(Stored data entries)
****************************************

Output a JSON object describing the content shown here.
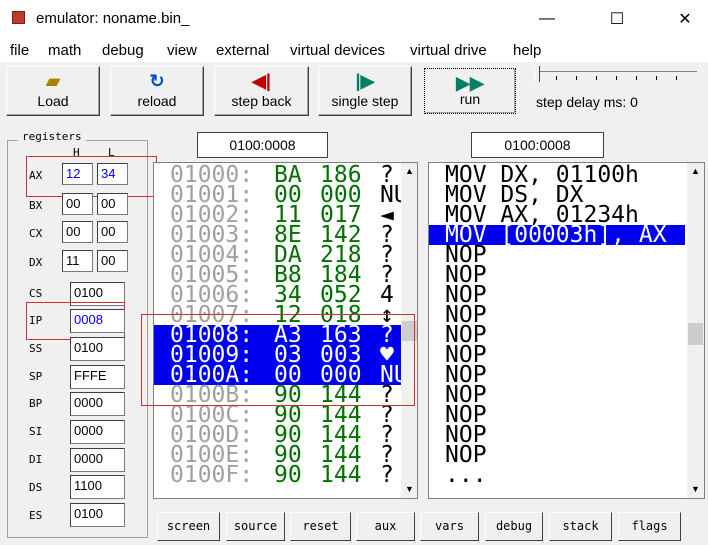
{
  "window": {
    "title": "emulator: noname.bin_",
    "minimize": "—",
    "maximize": "☐",
    "close": "✕"
  },
  "menu": [
    "file",
    "math",
    "debug",
    "view",
    "external",
    "virtual devices",
    "virtual drive",
    "help"
  ],
  "toolbar": {
    "load": "Load",
    "reload": "reload",
    "step_back": "step back",
    "single_step": "single step",
    "run": "run",
    "step_delay": "step delay ms: 0"
  },
  "registers": {
    "title": "registers",
    "h": "H",
    "l": "L",
    "AX": {
      "h": "12",
      "l": "34"
    },
    "BX": {
      "h": "00",
      "l": "00"
    },
    "CX": {
      "h": "00",
      "l": "00"
    },
    "DX": {
      "h": "11",
      "l": "00"
    },
    "CS": "0100",
    "IP": "0008",
    "SS": "0100",
    "SP": "FFFE",
    "BP": "0000",
    "SI": "0000",
    "DI": "0000",
    "DS": "1100",
    "ES": "0100"
  },
  "mem_address": "0100:0008",
  "dis_address": "0100:0008",
  "memory": [
    {
      "addr": "01000:",
      "hex": "BA",
      "dec": "186",
      "chr": "?"
    },
    {
      "addr": "01001:",
      "hex": "00",
      "dec": "000",
      "chr": "NU"
    },
    {
      "addr": "01002:",
      "hex": "11",
      "dec": "017",
      "chr": "◄"
    },
    {
      "addr": "01003:",
      "hex": "8E",
      "dec": "142",
      "chr": "?"
    },
    {
      "addr": "01004:",
      "hex": "DA",
      "dec": "218",
      "chr": "?"
    },
    {
      "addr": "01005:",
      "hex": "B8",
      "dec": "184",
      "chr": "?"
    },
    {
      "addr": "01006:",
      "hex": "34",
      "dec": "052",
      "chr": "4"
    },
    {
      "addr": "01007:",
      "hex": "12",
      "dec": "018",
      "chr": "↕"
    },
    {
      "addr": "01008:",
      "hex": "A3",
      "dec": "163",
      "chr": "?"
    },
    {
      "addr": "01009:",
      "hex": "03",
      "dec": "003",
      "chr": "♥"
    },
    {
      "addr": "0100A:",
      "hex": "00",
      "dec": "000",
      "chr": "NU"
    },
    {
      "addr": "0100B:",
      "hex": "90",
      "dec": "144",
      "chr": "?"
    },
    {
      "addr": "0100C:",
      "hex": "90",
      "dec": "144",
      "chr": "?"
    },
    {
      "addr": "0100D:",
      "hex": "90",
      "dec": "144",
      "chr": "?"
    },
    {
      "addr": "0100E:",
      "hex": "90",
      "dec": "144",
      "chr": "?"
    },
    {
      "addr": "0100F:",
      "hex": "90",
      "dec": "144",
      "chr": "?"
    }
  ],
  "disasm": [
    "MOV DX, 01100h",
    "MOV DS, DX",
    "MOV AX, 01234h",
    "MOV [00003h], AX",
    "NOP",
    "NOP",
    "NOP",
    "NOP",
    "NOP",
    "NOP",
    "NOP",
    "NOP",
    "NOP",
    "NOP",
    "NOP",
    "..."
  ],
  "bottom": [
    "screen",
    "source",
    "reset",
    "aux",
    "vars",
    "debug",
    "stack",
    "flags"
  ],
  "colors": {
    "selection": "#0000f0",
    "hex": "#007000",
    "addr": "#a0a0a0",
    "highlight": "#d03030"
  }
}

****************************************

> _WORK REQUIRED_: From the listing above, return each line with the word "title".

> _FINISHED TASK_:
    "title": "emulator: noname.bin_",
    "title": "registers",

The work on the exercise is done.